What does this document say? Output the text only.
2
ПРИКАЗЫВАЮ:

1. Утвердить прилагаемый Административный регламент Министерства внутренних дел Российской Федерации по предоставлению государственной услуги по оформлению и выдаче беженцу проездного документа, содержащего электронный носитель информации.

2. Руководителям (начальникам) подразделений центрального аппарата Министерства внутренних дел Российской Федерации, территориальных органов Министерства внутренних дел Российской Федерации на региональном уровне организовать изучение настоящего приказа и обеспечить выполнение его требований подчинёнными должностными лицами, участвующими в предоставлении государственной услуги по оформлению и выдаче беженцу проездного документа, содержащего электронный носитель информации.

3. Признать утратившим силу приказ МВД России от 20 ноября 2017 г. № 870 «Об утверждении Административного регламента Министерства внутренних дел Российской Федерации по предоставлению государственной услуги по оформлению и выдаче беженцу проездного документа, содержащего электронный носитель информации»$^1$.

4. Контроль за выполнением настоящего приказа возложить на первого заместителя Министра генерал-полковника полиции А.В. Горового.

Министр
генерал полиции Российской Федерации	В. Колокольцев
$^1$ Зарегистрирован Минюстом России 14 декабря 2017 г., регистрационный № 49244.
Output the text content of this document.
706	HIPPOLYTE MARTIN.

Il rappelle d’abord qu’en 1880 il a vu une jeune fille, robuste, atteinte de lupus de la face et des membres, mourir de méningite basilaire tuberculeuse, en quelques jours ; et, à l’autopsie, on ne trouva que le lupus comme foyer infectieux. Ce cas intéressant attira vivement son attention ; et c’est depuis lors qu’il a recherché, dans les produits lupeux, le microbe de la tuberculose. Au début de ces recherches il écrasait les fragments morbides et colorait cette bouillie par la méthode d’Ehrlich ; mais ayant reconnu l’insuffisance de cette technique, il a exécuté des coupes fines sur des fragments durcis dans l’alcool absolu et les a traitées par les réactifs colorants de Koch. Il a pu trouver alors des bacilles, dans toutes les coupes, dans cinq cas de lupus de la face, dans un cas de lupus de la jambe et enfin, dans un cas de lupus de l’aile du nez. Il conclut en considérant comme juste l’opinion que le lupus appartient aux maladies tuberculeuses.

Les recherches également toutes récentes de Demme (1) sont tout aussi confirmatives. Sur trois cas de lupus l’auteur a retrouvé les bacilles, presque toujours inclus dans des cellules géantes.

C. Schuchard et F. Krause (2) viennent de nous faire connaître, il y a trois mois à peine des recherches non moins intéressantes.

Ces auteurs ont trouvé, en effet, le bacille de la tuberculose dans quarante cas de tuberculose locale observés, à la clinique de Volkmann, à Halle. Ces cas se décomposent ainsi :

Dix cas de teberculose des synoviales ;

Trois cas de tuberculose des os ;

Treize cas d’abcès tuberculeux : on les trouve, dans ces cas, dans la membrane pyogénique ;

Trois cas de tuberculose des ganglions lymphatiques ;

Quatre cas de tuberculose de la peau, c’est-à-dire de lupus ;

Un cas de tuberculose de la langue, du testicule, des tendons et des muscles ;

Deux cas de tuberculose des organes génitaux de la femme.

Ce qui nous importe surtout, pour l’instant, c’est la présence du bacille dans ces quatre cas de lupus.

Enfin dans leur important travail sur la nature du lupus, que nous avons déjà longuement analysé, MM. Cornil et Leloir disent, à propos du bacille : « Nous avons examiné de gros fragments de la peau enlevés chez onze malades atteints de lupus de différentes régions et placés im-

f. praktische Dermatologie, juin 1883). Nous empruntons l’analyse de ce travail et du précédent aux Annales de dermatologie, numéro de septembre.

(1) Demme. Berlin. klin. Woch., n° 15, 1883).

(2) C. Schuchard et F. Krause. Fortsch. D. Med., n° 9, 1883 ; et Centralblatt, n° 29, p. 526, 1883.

■ ■ ■

__WHAT IS ASKED__:
Extract all of the data exactly as written.

__OUTPUT FOR THIS TASK__:
What does this document say? Output the text only.
2
ПРИКАЗЫВАЮ:

1. Утвердить прилагаемый Административный регламент Министерства внутренних дел Российской Федерации по предоставлению государственной услуги по оформлению и выдаче беженцу проездного документа, содержащего электронный носитель информации.

2. Руководителям (начальникам) подразделений центрального аппарата Министерства внутренних дел Российской Федерации, территориальных органов Министерства внутренних дел Российской Федерации на региональном уровне организовать изучение настоящего приказа и обеспечить выполнение его требований подчинёнными должностными лицами, участвующими в предоставлении государственной услуги по оформлению и выдаче беженцу проездного документа, содержащего электронный носитель информации.

3. Признать утратившим силу приказ МВД России от 20 ноября 2017 г. № 870 «Об утверждении Административного регламента Министерства внутренних дел Российской Федерации по предоставлению государственной услуги по оформлению и выдаче беженцу проездного документа, содержащего электронный носитель информации»$^1$.

4. Контроль за выполнением настоящего приказа возложить на первого заместителя Министра генерал-полковника полиции А.В. Горового.

Министр
генерал полиции Российской Федерации	В. Колокольцев
$^1$ Зарегистрирован Минюстом России 14 декабря 2017 г., регистрационный № 49244.
Output the text content of this document.
706	HIPPOLYTE MARTIN.

Il rappelle d’abord qu’en 1880 il a vu une jeune fille, robuste, atteinte de lupus de la face et des membres, mourir de méningite basilaire tuberculeuse, en quelques jours ; et, à l’autopsie, on ne trouva que le lupus comme foyer infectieux. Ce cas intéressant attira vivement son attention ; et c’est depuis lors qu’il a recherché, dans les produits lupeux, le microbe de la tuberculose. Au début de ces recherches il écrasait les fragments morbides et colorait cette bouillie par la méthode d’Ehrlich ; mais ayant reconnu l’insuffisance de cette technique, il a exécuté des coupes fines sur des fragments durcis dans l’alcool absolu et les a traitées par les réactifs colorants de Koch. Il a pu trouver alors des bacilles, dans toutes les coupes, dans cinq cas de lupus de la face, dans un cas de lupus de la jambe et enfin, dans un cas de lupus de l’aile du nez. Il conclut en considérant comme juste l’opinion que le lupus appartient aux maladies tuberculeuses.

Les recherches également toutes récentes de Demme (1) sont tout aussi confirmatives. Sur trois cas de lupus l’auteur a retrouvé les bacilles, presque toujours inclus dans des cellules géantes.

C. Schuchard et F. Krause (2) viennent de nous faire connaître, il y a trois mois à peine des recherches non moins intéressantes.

Ces auteurs ont trouvé, en effet, le bacille de la tuberculose dans quarante cas de tuberculose locale observés, à la clinique de Volkmann, à Halle. Ces cas se décomposent ainsi :

Dix cas de teberculose des synoviales ;

Trois cas de tuberculose des os ;

Treize cas d’abcès tuberculeux : on les trouve, dans ces cas, dans la membrane pyogénique ;

Trois cas de tuberculose des ganglions lymphatiques ;

Quatre cas de tuberculose de la peau, c’est-à-dire de lupus ;

Un cas de tuberculose de la langue, du testicule, des tendons et des muscles ;

Deux cas de tuberculose des organes génitaux de la femme.

Ce qui nous importe surtout, pour l’instant, c’est la présence du bacille dans ces quatre cas de lupus.

Enfin dans leur important travail sur la nature du lupus, que nous avons déjà longuement analysé, MM. Cornil et Leloir disent, à propos du bacille : « Nous avons examiné de gros fragments de la peau enlevés chez onze malades atteints de lupus de différentes régions et placés im-

f. praktische Dermatologie, juin 1883). Nous empruntons l’analyse de ce travail et du précédent aux Annales de dermatologie, numéro de septembre.

(1) Demme. Berlin. klin. Woch., n° 15, 1883).

(2) C. Schuchard et F. Krause. Fortsch. D. Med., n° 9, 1883 ; et Centralblatt, n° 29, p. 526, 1883.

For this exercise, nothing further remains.